[start of DATA SHOWN]

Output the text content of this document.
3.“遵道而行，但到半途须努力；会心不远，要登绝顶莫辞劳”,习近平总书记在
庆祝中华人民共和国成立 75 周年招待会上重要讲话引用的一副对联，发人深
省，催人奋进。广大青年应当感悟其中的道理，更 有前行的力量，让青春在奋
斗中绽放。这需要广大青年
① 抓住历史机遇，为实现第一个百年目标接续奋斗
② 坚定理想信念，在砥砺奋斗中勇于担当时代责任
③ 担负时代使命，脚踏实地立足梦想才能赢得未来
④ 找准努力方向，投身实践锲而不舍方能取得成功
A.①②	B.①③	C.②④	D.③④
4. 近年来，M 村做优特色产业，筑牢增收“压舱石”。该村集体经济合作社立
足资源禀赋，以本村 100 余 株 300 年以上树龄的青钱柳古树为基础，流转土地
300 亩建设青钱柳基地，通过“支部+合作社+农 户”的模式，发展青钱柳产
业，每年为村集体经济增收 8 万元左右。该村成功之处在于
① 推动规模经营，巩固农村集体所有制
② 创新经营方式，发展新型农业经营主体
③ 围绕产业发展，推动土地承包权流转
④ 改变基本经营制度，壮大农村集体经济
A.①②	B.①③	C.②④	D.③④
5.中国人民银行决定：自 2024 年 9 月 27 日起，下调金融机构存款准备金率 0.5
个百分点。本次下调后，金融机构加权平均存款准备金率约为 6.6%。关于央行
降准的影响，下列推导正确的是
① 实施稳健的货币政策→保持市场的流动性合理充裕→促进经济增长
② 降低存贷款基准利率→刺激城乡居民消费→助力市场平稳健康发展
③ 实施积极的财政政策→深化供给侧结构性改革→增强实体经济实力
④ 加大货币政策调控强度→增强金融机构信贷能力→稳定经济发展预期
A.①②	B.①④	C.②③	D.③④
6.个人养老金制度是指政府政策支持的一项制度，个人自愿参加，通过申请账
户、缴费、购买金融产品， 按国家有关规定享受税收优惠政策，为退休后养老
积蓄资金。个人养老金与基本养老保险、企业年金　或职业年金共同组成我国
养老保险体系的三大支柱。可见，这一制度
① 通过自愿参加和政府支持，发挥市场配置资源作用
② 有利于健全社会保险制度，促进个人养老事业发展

[end of DATA SHOWN]

*EXERCISE PROMPT*. The data above must be returned in full, exactly as written.

*ANSWER FOR THIS EXERCISE*.
Output the text content of this document.
3.“遵道而行，但到半途须努力；会心不远，要登绝顶莫辞劳”,习近平总书记在
庆祝中华人民共和国成立 75 周年招待会上重要讲话引用的一副对联，发人深
省，催人奋进。广大青年应当感悟其中的道理，更 有前行的力量，让青春在奋
斗中绽放。这需要广大青年
① 抓住历史机遇，为实现第一个百年目标接续奋斗
② 坚定理想信念，在砥砺奋斗中勇于担当时代责任
③ 担负时代使命，脚踏实地立足梦想才能赢得未来
④ 找准努力方向，投身实践锲而不舍方能取得成功
A.①②	B.①③	C.②④	D.③④
4. 近年来，M 村做优特色产业，筑牢增收“压舱石”。该村集体经济合作社立
足资源禀赋，以本村 100 余 株 300 年以上树龄的青钱柳古树为基础，流转土地
300 亩建设青钱柳基地，通过“支部+合作社+农 户”的模式，发展青钱柳产
业，每年为村集体经济增收 8 万元左右。该村成功之处在于
① 推动规模经营，巩固农村集体所有制
② 创新经营方式，发展新型农业经营主体
③ 围绕产业发展，推动土地承包权流转
④ 改变基本经营制度，壮大农村集体经济
A.①②	B.①③	C.②④	D.③④
5.中国人民银行决定：自 2024 年 9 月 27 日起，下调金融机构存款准备金率 0.5
个百分点。本次下调后，金融机构加权平均存款准备金率约为 6.6%。关于央行
降准的影响，下列推导正确的是
① 实施稳健的货币政策→保持市场的流动性合理充裕→促进经济增长
② 降低存贷款基准利率→刺激城乡居民消费→助力市场平稳健康发展
③ 实施积极的财政政策→深化供给侧结构性改革→增强实体经济实力
④ 加大货币政策调控强度→增强金融机构信贷能力→稳定经济发展预期
A.①②	B.①④	C.②③	D.③④
6.个人养老金制度是指政府政策支持的一项制度，个人自愿参加，通过申请账
户、缴费、购买金融产品， 按国家有关规定享受税收优惠政策，为退休后养老
积蓄资金。个人养老金与基本养老保险、企业年金　或职业年金共同组成我国
养老保险体系的三大支柱。可见，这一制度
① 通过自愿参加和政府支持，发挥市场配置资源作用
② 有利于健全社会保险制度，促进个人养老事业发展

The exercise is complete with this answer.